====== MATERIAL FOR THIS TASK ======
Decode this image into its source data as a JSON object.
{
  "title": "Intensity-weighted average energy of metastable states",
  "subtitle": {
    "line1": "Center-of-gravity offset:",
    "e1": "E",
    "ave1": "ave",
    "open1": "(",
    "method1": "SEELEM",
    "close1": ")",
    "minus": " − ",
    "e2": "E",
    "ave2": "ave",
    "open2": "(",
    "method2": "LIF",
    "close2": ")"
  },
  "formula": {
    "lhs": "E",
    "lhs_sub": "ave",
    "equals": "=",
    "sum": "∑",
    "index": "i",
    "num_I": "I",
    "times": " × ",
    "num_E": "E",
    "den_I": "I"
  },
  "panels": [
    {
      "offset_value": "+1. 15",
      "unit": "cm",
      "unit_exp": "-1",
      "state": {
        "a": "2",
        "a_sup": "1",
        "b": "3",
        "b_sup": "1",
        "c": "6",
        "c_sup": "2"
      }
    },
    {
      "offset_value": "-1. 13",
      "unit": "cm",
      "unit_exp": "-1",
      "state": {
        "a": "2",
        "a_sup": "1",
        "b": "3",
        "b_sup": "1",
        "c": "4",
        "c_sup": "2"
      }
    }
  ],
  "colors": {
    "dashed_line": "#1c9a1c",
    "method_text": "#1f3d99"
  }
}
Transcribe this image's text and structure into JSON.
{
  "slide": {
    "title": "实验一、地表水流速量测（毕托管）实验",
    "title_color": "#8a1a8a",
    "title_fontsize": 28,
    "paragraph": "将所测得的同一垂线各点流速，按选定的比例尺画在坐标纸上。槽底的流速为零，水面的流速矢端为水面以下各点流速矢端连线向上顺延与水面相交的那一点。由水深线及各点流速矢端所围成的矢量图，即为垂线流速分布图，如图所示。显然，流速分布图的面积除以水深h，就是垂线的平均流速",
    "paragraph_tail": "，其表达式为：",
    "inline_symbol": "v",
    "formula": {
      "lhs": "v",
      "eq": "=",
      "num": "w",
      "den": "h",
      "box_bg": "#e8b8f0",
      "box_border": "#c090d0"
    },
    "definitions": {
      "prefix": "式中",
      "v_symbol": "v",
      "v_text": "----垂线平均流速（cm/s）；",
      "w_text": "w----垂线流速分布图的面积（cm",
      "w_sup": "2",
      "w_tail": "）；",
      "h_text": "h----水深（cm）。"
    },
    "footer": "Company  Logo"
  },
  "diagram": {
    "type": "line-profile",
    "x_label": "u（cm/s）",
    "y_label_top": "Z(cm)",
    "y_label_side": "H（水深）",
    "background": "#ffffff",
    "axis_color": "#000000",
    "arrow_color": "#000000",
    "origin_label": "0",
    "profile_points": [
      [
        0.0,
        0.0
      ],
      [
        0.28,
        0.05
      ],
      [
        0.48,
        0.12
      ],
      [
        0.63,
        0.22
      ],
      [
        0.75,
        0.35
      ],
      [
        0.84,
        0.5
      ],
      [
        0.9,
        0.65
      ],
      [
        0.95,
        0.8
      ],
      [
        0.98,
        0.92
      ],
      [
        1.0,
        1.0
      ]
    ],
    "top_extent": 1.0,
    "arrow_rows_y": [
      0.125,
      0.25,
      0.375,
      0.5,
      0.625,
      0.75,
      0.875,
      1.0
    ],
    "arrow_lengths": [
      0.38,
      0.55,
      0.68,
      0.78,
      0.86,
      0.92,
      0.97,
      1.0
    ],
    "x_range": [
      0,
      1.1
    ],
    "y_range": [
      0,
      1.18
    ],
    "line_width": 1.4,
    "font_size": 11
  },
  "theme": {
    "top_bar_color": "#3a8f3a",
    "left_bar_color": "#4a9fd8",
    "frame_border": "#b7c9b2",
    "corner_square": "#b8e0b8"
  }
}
======
Extract each record, keeping it identical to the original.

Decode this image into its source data as a JSON object.
{
  "title": "Intensity-weighted average energy of metastable states",
  "subtitle": {
    "line1": "Center-of-gravity offset:",
    "e1": "E",
    "ave1": "ave",
    "open1": "(",
    "method1": "SEELEM",
    "close1": ")",
    "minus": " − ",
    "e2": "E",
    "ave2": "ave",
    "open2": "(",
    "method2": "LIF",
    "close2": ")"
  },
  "formula": {
    "lhs": "E",
    "lhs_sub": "ave",
    "equals": "=",
    "sum": "∑",
    "index": "i",
    "num_I": "I",
    "times": " × ",
    "num_E": "E",
    "den_I": "I"
  },
  "panels": [
    {
      "offset_value": "+1. 15",
      "unit": "cm",
      "unit_exp": "-1",
      "state": {
        "a": "2",
        "a_sup": "1",
        "b": "3",
        "b_sup": "1",
        "c": "6",
        "c_sup": "2"
      }
    },
    {
      "offset_value": "-1. 13",
      "unit": "cm",
      "unit_exp": "-1",
      "state": {
        "a": "2",
        "a_sup": "1",
        "b": "3",
        "b_sup": "1",
        "c": "4",
        "c_sup": "2"
      }
    }
  ],
  "colors": {
    "dashed_line": "#1c9a1c",
    "method_text": "#1f3d99"
  }
}
Transcribe this image's text and structure into JSON.
{
  "slide": {
    "title": "实验一、地表水流速量测（毕托管）实验",
    "title_color": "#8a1a8a",
    "title_fontsize": 28,
    "paragraph": "将所测得的同一垂线各点流速，按选定的比例尺画在坐标纸上。槽底的流速为零，水面的流速矢端为水面以下各点流速矢端连线向上顺延与水面相交的那一点。由水深线及各点流速矢端所围成的矢量图，即为垂线流速分布图，如图所示。显然，流速分布图的面积除以水深h，就是垂线的平均流速",
    "paragraph_tail": "，其表达式为：",
    "inline_symbol": "v",
    "formula": {
      "lhs": "v",
      "eq": "=",
      "num": "w",
      "den": "h",
      "box_bg": "#e8b8f0",
      "box_border": "#c090d0"
    },
    "definitions": {
      "prefix": "式中",
      "v_symbol": "v",
      "v_text": "----垂线平均流速（cm/s）；",
      "w_text": "w----垂线流速分布图的面积（cm",
      "w_sup": "2",
      "w_tail": "）；",
      "h_text": "h----水深（cm）。"
    },
    "footer": "Company  Logo"
  },
  "diagram": {
    "type": "line-profile",
    "x_label": "u（cm/s）",
    "y_label_top": "Z(cm)",
    "y_label_side": "H（水深）",
    "background": "#ffffff",
    "axis_color": "#000000",
    "arrow_color": "#000000",
    "origin_label": "0",
    "profile_points": [
      [
        0.0,
        0.0
      ],
      [
        0.28,
        0.05
      ],
      [
        0.48,
        0.12
      ],
      [
        0.63,
        0.22
      ],
      [
        0.75,
        0.35
      ],
      [
        0.84,
        0.5
      ],
      [
        0.9,
        0.65
      ],
      [
        0.95,
        0.8
      ],
      [
        0.98,
        0.92
      ],
      [
        1.0,
        1.0
      ]
    ],
    "top_extent": 1.0,
    "arrow_rows_y": [
      0.125,
      0.25,
      0.375,
      0.5,
      0.625,
      0.75,
      0.875,
      1.0
    ],
    "arrow_lengths": [
      0.38,
      0.55,
      0.68,
      0.78,
      0.86,
      0.92,
      0.97,
      1.0
    ],
    "x_range": [
      0,
      1.1
    ],
    "y_range": [
      0,
      1.18
    ],
    "line_width": 1.4,
    "font_size": 11
  },
  "theme": {
    "top_bar_color": "#3a8f3a",
    "left_bar_color": "#4a9fd8",
    "frame_border": "#b7c9b2",
    "corner_square": "#b8e0b8"
  }
}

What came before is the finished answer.